PROBLEM TO SOLVE - What follows is a block of records; reproduce all of it verbatim.

SUPPLIED DATA -
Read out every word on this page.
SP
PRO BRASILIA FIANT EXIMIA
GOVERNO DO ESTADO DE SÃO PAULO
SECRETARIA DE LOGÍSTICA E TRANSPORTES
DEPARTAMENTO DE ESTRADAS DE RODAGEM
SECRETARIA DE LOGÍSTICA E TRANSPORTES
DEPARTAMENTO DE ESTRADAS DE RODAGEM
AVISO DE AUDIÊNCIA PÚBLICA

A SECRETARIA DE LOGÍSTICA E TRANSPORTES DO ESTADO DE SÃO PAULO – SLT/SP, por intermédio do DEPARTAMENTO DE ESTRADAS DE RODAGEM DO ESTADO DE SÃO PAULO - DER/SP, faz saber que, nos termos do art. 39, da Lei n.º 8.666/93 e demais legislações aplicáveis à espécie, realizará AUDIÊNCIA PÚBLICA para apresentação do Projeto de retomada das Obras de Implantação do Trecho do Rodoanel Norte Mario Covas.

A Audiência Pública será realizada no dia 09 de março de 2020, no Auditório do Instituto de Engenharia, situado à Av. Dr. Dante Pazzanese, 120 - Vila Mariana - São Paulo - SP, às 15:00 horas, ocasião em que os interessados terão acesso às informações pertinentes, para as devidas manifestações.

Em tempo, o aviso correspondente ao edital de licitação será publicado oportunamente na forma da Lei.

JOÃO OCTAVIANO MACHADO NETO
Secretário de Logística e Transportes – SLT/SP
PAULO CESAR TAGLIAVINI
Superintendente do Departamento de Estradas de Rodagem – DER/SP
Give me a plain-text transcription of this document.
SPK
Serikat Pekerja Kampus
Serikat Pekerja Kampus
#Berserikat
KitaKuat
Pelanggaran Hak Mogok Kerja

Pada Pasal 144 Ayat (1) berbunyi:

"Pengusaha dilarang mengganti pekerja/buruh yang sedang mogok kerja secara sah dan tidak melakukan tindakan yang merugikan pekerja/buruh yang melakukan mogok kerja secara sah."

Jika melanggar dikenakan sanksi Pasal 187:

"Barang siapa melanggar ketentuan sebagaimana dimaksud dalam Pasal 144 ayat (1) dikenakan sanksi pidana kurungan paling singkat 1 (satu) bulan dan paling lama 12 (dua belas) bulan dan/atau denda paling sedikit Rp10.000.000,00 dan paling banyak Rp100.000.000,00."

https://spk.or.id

REPLY TO THE EXERCISE -
Read out every word on this page.
SP
PRO BRASILIA FIANT EXIMIA
GOVERNO DO ESTADO DE SÃO PAULO
SECRETARIA DE LOGÍSTICA E TRANSPORTES
DEPARTAMENTO DE ESTRADAS DE RODAGEM
SECRETARIA DE LOGÍSTICA E TRANSPORTES
DEPARTAMENTO DE ESTRADAS DE RODAGEM
AVISO DE AUDIÊNCIA PÚBLICA

A SECRETARIA DE LOGÍSTICA E TRANSPORTES DO ESTADO DE SÃO PAULO – SLT/SP, por intermédio do DEPARTAMENTO DE ESTRADAS DE RODAGEM DO ESTADO DE SÃO PAULO - DER/SP, faz saber que, nos termos do art. 39, da Lei n.º 8.666/93 e demais legislações aplicáveis à espécie, realizará AUDIÊNCIA PÚBLICA para apresentação do Projeto de retomada das Obras de Implantação do Trecho do Rodoanel Norte Mario Covas.

A Audiência Pública será realizada no dia 09 de março de 2020, no Auditório do Instituto de Engenharia, situado à Av. Dr. Dante Pazzanese, 120 - Vila Mariana - São Paulo - SP, às 15:00 horas, ocasião em que os interessados terão acesso às informações pertinentes, para as devidas manifestações.

Em tempo, o aviso correspondente ao edital de licitação será publicado oportunamente na forma da Lei.

JOÃO OCTAVIANO MACHADO NETO
Secretário de Logística e Transportes – SLT/SP
PAULO CESAR TAGLIAVINI
Superintendente do Departamento de Estradas de Rodagem – DER/SP
Give me a plain-text transcription of this document.
SPK
Serikat Pekerja Kampus
Serikat Pekerja Kampus
#Berserikat
KitaKuat
Pelanggaran Hak Mogok Kerja

Pada Pasal 144 Ayat (1) berbunyi:

"Pengusaha dilarang mengganti pekerja/buruh yang sedang mogok kerja secara sah dan tidak melakukan tindakan yang merugikan pekerja/buruh yang melakukan mogok kerja secara sah."

Jika melanggar dikenakan sanksi Pasal 187:

"Barang siapa melanggar ketentuan sebagaimana dimaksud dalam Pasal 144 ayat (1) dikenakan sanksi pidana kurungan paling singkat 1 (satu) bulan dan paling lama 12 (dua belas) bulan dan/atau denda paling sedikit Rp10.000.000,00 dan paling banyak Rp100.000.000,00."

https://spk.or.id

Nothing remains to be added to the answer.